> _DIRECTIONS_
Repeat each line word for word.

> _DATASET ENTRIES_

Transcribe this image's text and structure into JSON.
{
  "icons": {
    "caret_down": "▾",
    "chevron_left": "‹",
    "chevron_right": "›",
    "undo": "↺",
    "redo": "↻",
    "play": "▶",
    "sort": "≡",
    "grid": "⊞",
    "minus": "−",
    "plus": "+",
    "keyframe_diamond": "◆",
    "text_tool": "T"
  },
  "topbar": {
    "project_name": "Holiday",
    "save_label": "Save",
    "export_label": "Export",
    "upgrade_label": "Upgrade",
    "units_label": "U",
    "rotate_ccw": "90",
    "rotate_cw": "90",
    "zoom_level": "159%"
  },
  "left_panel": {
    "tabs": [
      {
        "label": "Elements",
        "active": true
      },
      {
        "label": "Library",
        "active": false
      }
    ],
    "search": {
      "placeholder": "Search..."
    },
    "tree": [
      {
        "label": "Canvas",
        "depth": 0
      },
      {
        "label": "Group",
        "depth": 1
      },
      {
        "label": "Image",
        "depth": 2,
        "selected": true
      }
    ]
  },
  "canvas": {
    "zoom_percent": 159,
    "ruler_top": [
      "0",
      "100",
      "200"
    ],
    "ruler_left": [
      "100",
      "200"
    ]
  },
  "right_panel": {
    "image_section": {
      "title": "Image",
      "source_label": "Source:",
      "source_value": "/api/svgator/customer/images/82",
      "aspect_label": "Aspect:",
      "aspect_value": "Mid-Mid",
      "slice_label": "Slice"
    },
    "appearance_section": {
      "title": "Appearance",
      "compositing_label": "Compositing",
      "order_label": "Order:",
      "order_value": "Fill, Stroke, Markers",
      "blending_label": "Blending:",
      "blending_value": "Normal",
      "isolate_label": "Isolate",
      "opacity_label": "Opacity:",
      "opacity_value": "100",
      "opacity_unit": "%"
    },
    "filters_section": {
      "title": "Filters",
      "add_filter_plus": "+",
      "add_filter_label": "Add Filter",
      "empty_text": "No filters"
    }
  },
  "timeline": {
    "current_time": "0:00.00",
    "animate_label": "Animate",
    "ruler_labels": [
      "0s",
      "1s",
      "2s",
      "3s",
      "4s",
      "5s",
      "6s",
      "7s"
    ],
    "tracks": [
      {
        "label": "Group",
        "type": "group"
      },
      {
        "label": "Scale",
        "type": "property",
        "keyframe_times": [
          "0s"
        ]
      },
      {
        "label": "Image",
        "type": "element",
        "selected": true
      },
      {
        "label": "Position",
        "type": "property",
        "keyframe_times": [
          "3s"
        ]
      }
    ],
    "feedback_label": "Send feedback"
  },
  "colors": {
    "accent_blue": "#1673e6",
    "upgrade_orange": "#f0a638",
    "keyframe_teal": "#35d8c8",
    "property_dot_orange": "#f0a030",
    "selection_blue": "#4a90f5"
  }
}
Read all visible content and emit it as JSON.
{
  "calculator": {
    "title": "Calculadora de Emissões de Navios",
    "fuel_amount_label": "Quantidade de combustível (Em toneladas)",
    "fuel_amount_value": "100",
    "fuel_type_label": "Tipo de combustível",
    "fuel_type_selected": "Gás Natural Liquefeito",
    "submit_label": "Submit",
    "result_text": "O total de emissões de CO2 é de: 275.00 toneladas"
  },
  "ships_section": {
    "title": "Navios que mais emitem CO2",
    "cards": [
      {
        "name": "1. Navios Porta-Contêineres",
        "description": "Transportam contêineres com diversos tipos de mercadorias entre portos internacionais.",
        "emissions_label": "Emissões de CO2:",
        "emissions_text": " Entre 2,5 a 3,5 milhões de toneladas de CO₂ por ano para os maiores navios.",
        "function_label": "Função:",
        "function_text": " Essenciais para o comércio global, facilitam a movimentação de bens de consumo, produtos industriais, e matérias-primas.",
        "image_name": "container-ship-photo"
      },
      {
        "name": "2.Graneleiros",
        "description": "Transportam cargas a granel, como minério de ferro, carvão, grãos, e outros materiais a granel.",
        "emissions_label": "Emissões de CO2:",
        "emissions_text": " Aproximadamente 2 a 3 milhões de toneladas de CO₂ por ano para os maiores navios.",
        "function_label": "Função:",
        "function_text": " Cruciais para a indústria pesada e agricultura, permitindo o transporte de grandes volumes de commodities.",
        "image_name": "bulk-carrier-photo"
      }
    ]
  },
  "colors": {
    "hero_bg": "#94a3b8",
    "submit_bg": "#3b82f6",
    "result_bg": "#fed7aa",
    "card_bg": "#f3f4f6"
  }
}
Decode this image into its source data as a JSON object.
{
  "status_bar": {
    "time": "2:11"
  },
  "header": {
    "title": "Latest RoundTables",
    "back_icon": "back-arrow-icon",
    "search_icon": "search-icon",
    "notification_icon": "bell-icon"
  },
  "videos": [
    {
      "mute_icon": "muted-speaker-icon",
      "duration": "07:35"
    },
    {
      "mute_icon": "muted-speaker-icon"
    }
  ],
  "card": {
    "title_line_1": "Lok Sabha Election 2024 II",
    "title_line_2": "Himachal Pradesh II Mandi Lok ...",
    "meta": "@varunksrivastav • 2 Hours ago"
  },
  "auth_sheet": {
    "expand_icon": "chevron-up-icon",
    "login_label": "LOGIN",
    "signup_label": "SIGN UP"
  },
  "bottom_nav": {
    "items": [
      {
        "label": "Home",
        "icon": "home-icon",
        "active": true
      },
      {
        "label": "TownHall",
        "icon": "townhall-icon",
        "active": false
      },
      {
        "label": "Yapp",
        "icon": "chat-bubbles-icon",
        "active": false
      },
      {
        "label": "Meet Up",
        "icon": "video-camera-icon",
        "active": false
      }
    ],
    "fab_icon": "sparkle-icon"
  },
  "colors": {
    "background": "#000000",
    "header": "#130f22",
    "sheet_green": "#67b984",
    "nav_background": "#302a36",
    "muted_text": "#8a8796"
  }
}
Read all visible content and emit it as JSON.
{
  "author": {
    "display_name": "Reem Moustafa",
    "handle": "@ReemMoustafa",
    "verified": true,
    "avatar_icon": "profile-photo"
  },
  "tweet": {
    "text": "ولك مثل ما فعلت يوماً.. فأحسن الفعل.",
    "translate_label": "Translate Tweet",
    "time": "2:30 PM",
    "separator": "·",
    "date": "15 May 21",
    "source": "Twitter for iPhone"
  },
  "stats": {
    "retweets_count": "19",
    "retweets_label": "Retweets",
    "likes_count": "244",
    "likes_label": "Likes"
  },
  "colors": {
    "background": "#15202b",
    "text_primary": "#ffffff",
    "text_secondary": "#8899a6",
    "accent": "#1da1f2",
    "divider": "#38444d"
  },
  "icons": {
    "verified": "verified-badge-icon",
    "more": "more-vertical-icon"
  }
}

> _THE OUTPUT_
Transcribe this image's text and structure into JSON.
{
  "icons": {
    "caret_down": "▾",
    "chevron_left": "‹",
    "chevron_right": "›",
    "undo": "↺",
    "redo": "↻",
    "play": "▶",
    "sort": "≡",
    "grid": "⊞",
    "minus": "−",
    "plus": "+",
    "keyframe_diamond": "◆",
    "text_tool": "T"
  },
  "topbar": {
    "project_name": "Holiday",
    "save_label": "Save",
    "export_label": "Export",
    "upgrade_label": "Upgrade",
    "units_label": "U",
    "rotate_ccw": "90",
    "rotate_cw": "90",
    "zoom_level": "159%"
  },
  "left_panel": {
    "tabs": [
      {
        "label": "Elements",
        "active": true
      },
      {
        "label": "Library",
        "active": false
      }
    ],
    "search": {
      "placeholder": "Search..."
    },
    "tree": [
      {
        "label": "Canvas",
        "depth": 0
      },
      {
        "label": "Group",
        "depth": 1
      },
      {
        "label": "Image",
        "depth": 2,
        "selected": true
      }
    ]
  },
  "canvas": {
    "zoom_percent": 159,
    "ruler_top": [
      "0",
      "100",
      "200"
    ],
    "ruler_left": [
      "100",
      "200"
    ]
  },
  "right_panel": {
    "image_section": {
      "title": "Image",
      "source_label": "Source:",
      "source_value": "/api/svgator/customer/images/82",
      "aspect_label": "Aspect:",
      "aspect_value": "Mid-Mid",
      "slice_label": "Slice"
    },
    "appearance_section": {
      "title": "Appearance",
      "compositing_label": "Compositing",
      "order_label": "Order:",
      "order_value": "Fill, Stroke, Markers",
      "blending_label": "Blending:",
      "blending_value": "Normal",
      "isolate_label": "Isolate",
      "opacity_label": "Opacity:",
      "opacity_value": "100",
      "opacity_unit": "%"
    },
    "filters_section": {
      "title": "Filters",
      "add_filter_plus": "+",
      "add_filter_label": "Add Filter",
      "empty_text": "No filters"
    }
  },
  "timeline": {
    "current_time": "0:00.00",
    "animate_label": "Animate",
    "ruler_labels": [
      "0s",
      "1s",
      "2s",
      "3s",
      "4s",
      "5s",
      "6s",
      "7s"
    ],
    "tracks": [
      {
        "label": "Group",
        "type": "group"
      },
      {
        "label": "Scale",
        "type": "property",
        "keyframe_times": [
          "0s"
        ]
      },
      {
        "label": "Image",
        "type": "element",
        "selected": true
      },
      {
        "label": "Position",
        "type": "property",
        "keyframe_times": [
          "3s"
        ]
      }
    ],
    "feedback_label": "Send feedback"
  },
  "colors": {
    "accent_blue": "#1673e6",
    "upgrade_orange": "#f0a638",
    "keyframe_teal": "#35d8c8",
    "property_dot_orange": "#f0a030",
    "selection_blue": "#4a90f5"
  }
}
Read all visible content and emit it as JSON.
{
  "calculator": {
    "title": "Calculadora de Emissões de Navios",
    "fuel_amount_label": "Quantidade de combustível (Em toneladas)",
    "fuel_amount_value": "100",
    "fuel_type_label": "Tipo de combustível",
    "fuel_type_selected": "Gás Natural Liquefeito",
    "submit_label": "Submit",
    "result_text": "O total de emissões de CO2 é de: 275.00 toneladas"
  },
  "ships_section": {
    "title": "Navios que mais emitem CO2",
    "cards": [
      {
        "name": "1. Navios Porta-Contêineres",
        "description": "Transportam contêineres com diversos tipos de mercadorias entre portos internacionais.",
        "emissions_label": "Emissões de CO2:",
        "emissions_text": " Entre 2,5 a 3,5 milhões de toneladas de CO₂ por ano para os maiores navios.",
        "function_label": "Função:",
        "function_text": " Essenciais para o comércio global, facilitam a movimentação de bens de consumo, produtos industriais, e matérias-primas.",
        "image_name": "container-ship-photo"
      },
      {
        "name": "2.Graneleiros",
        "description": "Transportam cargas a granel, como minério de ferro, carvão, grãos, e outros materiais a granel.",
        "emissions_label": "Emissões de CO2:",
        "emissions_text": " Aproximadamente 2 a 3 milhões de toneladas de CO₂ por ano para os maiores navios.",
        "function_label": "Função:",
        "function_text": " Cruciais para a indústria pesada e agricultura, permitindo o transporte de grandes volumes de commodities.",
        "image_name": "bulk-carrier-photo"
      }
    ]
  },
  "colors": {
    "hero_bg": "#94a3b8",
    "submit_bg": "#3b82f6",
    "result_bg": "#fed7aa",
    "card_bg": "#f3f4f6"
  }
}
Decode this image into its source data as a JSON object.
{
  "status_bar": {
    "time": "2:11"
  },
  "header": {
    "title": "Latest RoundTables",
    "back_icon": "back-arrow-icon",
    "search_icon": "search-icon",
    "notification_icon": "bell-icon"
  },
  "videos": [
    {
      "mute_icon": "muted-speaker-icon",
      "duration": "07:35"
    },
    {
      "mute_icon": "muted-speaker-icon"
    }
  ],
  "card": {
    "title_line_1": "Lok Sabha Election 2024 II",
    "title_line_2": "Himachal Pradesh II Mandi Lok ...",
    "meta": "@varunksrivastav • 2 Hours ago"
  },
  "auth_sheet": {
    "expand_icon": "chevron-up-icon",
    "login_label": "LOGIN",
    "signup_label": "SIGN UP"
  },
  "bottom_nav": {
    "items": [
      {
        "label": "Home",
        "icon": "home-icon",
        "active": true
      },
      {
        "label": "TownHall",
        "icon": "townhall-icon",
        "active": false
      },
      {
        "label": "Yapp",
        "icon": "chat-bubbles-icon",
        "active": false
      },
      {
        "label": "Meet Up",
        "icon": "video-camera-icon",
        "active": false
      }
    ],
    "fab_icon": "sparkle-icon"
  },
  "colors": {
    "background": "#000000",
    "header": "#130f22",
    "sheet_green": "#67b984",
    "nav_background": "#302a36",
    "muted_text": "#8a8796"
  }
}
Read all visible content and emit it as JSON.
{
  "author": {
    "display_name": "Reem Moustafa",
    "handle": "@ReemMoustafa",
    "verified": true,
    "avatar_icon": "profile-photo"
  },
  "tweet": {
    "text": "ولك مثل ما فعلت يوماً.. فأحسن الفعل.",
    "translate_label": "Translate Tweet",
    "time": "2:30 PM",
    "separator": "·",
    "date": "15 May 21",
    "source": "Twitter for iPhone"
  },
  "stats": {
    "retweets_count": "19",
    "retweets_label": "Retweets",
    "likes_count": "244",
    "likes_label": "Likes"
  },
  "colors": {
    "background": "#15202b",
    "text_primary": "#ffffff",
    "text_secondary": "#8899a6",
    "accent": "#1da1f2",
    "divider": "#38444d"
  },
  "icons": {
    "verified": "verified-badge-icon",
    "more": "more-vertical-icon"
  }
}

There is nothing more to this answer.